◆ **Work to be completed**
Collect every line below that contains the word "title".

[Start Data for this exercise]

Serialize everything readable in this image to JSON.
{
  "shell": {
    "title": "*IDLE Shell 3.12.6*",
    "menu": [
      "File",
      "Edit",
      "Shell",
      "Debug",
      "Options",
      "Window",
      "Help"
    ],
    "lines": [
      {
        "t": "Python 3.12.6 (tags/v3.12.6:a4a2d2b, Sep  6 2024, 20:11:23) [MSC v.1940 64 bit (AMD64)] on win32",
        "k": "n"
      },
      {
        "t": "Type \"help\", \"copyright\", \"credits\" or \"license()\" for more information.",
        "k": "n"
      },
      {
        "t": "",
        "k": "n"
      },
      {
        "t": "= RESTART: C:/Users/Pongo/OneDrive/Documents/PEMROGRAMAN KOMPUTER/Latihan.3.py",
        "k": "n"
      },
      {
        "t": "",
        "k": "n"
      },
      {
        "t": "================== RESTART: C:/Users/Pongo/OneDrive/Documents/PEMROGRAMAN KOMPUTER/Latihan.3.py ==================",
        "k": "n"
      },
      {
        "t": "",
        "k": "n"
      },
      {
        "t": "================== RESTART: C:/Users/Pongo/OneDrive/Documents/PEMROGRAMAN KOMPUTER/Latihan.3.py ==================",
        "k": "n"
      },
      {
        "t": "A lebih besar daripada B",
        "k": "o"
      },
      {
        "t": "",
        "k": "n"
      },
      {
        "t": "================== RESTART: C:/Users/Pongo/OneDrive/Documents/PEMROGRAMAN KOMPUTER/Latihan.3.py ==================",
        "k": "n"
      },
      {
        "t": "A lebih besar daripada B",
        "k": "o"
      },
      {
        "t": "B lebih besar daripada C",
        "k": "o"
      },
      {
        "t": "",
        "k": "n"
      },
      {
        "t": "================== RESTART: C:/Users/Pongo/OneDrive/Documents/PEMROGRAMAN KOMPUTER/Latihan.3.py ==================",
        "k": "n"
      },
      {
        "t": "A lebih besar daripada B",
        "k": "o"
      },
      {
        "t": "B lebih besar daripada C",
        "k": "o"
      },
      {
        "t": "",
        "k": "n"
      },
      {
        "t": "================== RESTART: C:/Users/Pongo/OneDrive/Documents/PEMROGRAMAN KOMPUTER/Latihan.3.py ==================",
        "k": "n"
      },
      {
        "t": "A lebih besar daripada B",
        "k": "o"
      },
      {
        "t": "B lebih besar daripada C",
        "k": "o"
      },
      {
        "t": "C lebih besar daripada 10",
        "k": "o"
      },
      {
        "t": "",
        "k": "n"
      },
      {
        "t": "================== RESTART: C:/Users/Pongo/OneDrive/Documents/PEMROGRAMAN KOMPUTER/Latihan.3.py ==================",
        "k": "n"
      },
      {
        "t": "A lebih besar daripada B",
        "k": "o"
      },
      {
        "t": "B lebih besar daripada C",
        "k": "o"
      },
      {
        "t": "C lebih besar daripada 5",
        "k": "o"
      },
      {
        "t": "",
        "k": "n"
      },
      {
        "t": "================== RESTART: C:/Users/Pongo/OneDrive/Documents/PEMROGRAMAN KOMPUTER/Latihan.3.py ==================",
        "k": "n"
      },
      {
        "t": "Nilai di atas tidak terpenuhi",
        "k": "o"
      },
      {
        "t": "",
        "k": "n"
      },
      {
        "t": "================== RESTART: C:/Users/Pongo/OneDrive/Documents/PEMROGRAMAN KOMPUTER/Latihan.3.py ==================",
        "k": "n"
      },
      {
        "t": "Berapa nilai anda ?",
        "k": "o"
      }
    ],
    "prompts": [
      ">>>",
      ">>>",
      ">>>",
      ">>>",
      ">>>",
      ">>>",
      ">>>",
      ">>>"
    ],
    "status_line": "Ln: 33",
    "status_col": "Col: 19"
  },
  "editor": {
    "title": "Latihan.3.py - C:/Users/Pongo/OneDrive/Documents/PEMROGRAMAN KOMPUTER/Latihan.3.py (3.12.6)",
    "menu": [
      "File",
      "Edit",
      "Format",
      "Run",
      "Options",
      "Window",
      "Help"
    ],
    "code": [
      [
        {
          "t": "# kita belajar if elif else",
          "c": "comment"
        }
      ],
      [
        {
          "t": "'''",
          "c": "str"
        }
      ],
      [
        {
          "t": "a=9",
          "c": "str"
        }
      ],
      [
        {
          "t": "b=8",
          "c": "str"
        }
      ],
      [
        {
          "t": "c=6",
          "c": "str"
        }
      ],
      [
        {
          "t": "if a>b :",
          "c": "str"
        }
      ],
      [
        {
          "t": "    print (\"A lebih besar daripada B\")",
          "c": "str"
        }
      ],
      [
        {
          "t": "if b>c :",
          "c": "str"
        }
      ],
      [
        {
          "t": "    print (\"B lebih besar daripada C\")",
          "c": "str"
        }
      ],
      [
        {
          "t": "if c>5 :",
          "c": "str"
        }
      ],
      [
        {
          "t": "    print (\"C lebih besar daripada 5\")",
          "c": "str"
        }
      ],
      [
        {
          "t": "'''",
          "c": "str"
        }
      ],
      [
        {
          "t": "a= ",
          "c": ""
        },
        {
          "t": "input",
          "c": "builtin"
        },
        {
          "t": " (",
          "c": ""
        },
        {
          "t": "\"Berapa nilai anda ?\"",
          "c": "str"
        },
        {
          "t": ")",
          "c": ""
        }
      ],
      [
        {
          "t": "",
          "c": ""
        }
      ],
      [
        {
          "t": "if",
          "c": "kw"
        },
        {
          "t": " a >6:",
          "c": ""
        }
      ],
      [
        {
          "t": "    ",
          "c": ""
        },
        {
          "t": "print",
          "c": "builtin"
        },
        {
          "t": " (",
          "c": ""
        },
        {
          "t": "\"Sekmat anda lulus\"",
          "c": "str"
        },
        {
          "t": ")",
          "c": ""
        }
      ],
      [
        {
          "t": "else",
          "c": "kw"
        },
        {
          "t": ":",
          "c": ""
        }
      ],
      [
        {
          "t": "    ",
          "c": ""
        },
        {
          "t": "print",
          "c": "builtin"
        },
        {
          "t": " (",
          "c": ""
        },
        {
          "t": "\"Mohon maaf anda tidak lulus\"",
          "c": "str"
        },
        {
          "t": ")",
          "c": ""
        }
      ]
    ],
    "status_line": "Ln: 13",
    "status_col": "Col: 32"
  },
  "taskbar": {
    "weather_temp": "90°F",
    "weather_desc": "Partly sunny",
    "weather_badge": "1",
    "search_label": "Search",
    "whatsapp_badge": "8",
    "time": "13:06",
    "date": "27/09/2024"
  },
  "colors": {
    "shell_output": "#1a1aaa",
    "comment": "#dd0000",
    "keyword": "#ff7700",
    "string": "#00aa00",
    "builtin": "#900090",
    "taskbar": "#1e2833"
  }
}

[End Data for this exercise]

◆ **Reply**
    "title": "*IDLE Shell 3.12.6*",
    "title": "Latihan.3.py - C:/Users/Pongo/OneDrive/Documents/PEMROGRAMAN KOMPUTER/Latihan.3.py (3.12.6)",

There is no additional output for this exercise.